## begin Source records

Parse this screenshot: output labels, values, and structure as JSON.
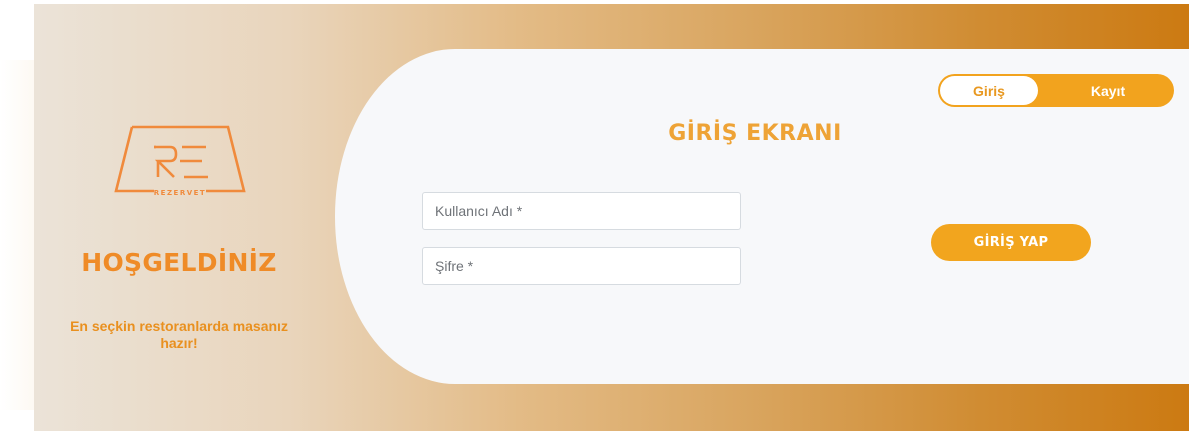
{
  "brand": {
    "logo_text": "REZERVET",
    "logo_mark": "RE",
    "accent": "#ef8b27"
  },
  "welcome": {
    "title": "HOŞGELDİNİZ",
    "subtitle": "En seçkin restoranlarda masanız hazır!"
  },
  "toggle": {
    "active_label": "Giriş",
    "inactive_label": "Kayıt"
  },
  "form": {
    "title": "GİRİŞ EKRANI",
    "username_placeholder": "Kullanıcı Adı *",
    "username_value": "",
    "password_placeholder": "Şifre *",
    "password_value": "",
    "submit_label": "GİRİŞ YAP"
  },
  "colors": {
    "orange": "#f2a31e",
    "card_bg": "#f7f8fa"
  }
}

## end Source records

**What you have to do**
Omit the pictures, then output the rest of the listing exactly.

**Complete output**
Parse this screenshot: output labels, values, and structure as JSON.
{
  "brand": {
    "logo_text": "REZERVET",
    "logo_mark": "RE",
    "accent": "#ef8b27"
  },
  "welcome": {
    "title": "HOŞGELDİNİZ",
    "subtitle": "En seçkin restoranlarda masanız hazır!"
  },
  "toggle": {
    "active_label": "Giriş",
    "inactive_label": "Kayıt"
  },
  "form": {
    "title": "GİRİŞ EKRANI",
    "username_placeholder": "Kullanıcı Adı *",
    "username_value": "",
    "password_placeholder": "Şifre *",
    "password_value": "",
    "submit_label": "GİRİŞ YAP"
  },
  "colors": {
    "orange": "#f2a31e",
    "card_bg": "#f7f8fa"
  }
}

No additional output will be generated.